Exercise details: Track down each line that has the word "optymalizacja" and copy it.

Extracts from a graphics dataset:
____

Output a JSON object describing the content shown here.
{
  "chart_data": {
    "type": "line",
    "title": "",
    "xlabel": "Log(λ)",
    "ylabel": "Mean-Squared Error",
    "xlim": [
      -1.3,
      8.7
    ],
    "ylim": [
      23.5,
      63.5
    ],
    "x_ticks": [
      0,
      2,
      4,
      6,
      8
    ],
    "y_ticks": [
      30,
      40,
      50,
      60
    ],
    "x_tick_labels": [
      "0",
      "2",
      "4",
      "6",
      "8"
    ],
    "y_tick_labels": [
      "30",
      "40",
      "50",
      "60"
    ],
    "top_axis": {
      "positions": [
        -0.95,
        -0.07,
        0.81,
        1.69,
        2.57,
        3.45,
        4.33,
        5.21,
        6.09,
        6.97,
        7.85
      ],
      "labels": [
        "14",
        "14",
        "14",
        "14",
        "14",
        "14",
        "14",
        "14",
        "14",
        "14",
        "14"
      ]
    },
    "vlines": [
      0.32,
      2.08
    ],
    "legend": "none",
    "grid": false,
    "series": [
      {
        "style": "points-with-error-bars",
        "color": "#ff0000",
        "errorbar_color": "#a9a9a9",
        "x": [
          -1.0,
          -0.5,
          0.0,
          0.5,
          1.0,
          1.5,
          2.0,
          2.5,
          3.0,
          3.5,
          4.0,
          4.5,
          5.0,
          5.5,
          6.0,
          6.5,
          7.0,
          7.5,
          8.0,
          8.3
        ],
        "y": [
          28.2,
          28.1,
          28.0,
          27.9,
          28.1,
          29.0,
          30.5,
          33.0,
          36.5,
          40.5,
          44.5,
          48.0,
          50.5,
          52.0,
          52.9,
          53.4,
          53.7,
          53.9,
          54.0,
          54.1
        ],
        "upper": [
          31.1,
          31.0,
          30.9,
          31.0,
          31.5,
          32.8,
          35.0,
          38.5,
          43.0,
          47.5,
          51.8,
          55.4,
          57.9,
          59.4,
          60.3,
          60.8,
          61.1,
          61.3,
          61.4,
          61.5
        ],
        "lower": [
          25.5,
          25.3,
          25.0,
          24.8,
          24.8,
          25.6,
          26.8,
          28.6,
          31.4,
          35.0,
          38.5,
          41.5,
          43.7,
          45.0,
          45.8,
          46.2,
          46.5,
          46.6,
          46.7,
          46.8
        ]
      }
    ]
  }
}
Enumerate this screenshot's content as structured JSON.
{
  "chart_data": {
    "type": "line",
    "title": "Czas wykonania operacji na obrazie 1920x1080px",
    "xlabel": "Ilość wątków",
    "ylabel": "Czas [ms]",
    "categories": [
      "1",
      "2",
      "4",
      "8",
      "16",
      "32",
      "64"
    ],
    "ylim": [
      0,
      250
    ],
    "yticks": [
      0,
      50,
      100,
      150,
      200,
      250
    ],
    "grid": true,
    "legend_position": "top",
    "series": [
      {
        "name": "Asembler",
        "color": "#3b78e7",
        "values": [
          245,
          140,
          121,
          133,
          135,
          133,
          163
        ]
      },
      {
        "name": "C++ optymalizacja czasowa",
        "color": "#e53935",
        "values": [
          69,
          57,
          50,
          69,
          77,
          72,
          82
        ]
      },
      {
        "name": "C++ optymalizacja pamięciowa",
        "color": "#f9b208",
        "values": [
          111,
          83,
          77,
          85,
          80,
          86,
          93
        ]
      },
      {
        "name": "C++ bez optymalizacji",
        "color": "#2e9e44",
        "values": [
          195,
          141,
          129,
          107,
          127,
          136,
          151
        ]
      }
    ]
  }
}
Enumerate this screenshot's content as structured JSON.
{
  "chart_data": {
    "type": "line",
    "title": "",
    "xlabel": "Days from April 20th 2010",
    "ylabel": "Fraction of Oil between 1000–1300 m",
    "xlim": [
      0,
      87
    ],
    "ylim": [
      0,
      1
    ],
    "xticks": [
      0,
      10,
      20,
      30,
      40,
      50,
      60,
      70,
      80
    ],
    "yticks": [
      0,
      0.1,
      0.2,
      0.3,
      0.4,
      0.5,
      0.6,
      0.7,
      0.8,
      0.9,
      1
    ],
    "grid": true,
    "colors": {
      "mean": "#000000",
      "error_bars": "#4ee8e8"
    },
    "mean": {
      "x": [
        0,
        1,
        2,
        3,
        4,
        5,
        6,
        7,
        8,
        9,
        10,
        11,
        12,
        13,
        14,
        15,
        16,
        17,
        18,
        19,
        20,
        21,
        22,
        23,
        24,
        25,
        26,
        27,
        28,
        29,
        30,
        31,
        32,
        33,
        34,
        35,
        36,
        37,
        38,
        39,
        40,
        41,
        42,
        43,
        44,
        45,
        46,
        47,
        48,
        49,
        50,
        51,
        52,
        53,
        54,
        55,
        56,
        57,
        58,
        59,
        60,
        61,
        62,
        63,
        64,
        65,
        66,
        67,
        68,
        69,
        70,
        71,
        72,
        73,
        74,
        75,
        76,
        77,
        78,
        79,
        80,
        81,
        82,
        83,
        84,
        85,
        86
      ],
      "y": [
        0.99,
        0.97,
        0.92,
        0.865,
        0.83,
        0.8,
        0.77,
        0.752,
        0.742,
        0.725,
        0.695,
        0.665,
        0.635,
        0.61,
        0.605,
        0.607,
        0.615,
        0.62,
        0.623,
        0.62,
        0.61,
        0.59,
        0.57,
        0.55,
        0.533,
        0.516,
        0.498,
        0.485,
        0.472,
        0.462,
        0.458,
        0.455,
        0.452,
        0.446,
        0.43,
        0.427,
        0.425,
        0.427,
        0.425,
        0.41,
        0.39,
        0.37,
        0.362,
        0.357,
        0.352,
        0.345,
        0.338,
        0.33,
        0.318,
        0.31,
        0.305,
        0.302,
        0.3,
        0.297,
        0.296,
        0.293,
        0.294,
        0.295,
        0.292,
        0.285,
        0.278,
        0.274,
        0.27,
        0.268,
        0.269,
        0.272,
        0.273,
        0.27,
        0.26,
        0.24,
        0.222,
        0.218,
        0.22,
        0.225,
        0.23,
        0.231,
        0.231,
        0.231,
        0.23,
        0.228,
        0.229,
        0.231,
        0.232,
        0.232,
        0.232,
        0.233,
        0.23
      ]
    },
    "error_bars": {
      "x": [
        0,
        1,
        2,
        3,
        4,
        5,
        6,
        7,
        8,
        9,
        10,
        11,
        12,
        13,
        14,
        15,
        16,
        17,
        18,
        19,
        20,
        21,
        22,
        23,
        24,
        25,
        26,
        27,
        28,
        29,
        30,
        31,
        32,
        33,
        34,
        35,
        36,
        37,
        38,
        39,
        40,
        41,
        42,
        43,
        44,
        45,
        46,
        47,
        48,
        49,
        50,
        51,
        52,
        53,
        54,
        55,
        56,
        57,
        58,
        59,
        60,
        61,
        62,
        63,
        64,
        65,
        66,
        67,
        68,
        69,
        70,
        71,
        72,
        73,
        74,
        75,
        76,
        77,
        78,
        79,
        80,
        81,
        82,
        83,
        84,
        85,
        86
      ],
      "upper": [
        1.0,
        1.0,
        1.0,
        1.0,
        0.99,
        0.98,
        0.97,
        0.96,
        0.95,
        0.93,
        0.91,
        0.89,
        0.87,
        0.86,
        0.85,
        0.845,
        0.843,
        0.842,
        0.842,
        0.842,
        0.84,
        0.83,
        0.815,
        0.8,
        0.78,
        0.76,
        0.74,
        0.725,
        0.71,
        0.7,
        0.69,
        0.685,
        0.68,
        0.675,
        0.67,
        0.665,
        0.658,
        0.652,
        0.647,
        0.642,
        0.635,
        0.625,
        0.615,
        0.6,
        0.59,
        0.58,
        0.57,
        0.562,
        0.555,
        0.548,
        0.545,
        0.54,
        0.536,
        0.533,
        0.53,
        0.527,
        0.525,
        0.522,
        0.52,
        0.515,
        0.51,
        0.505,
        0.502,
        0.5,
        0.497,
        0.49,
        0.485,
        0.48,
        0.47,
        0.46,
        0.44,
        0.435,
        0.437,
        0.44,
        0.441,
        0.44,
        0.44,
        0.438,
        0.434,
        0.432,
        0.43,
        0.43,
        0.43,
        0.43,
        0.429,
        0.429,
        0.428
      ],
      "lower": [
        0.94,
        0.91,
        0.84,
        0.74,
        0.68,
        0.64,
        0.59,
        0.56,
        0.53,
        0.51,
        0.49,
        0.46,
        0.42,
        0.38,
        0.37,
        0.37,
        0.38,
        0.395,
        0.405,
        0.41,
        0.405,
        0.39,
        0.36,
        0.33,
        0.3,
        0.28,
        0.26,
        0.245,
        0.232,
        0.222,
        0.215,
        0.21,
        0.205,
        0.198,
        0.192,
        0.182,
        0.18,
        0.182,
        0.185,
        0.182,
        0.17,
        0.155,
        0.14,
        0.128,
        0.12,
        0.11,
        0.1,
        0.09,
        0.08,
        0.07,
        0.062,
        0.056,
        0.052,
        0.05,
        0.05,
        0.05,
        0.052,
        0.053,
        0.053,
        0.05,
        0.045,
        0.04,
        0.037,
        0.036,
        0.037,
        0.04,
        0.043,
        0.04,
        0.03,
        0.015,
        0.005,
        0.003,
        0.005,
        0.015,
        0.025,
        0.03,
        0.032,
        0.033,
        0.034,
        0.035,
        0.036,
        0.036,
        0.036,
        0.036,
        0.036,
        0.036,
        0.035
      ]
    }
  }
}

____

Finished answer:
        "name": "C++ optymalizacja czasowa",
        "name": "C++ optymalizacja pamięciowa",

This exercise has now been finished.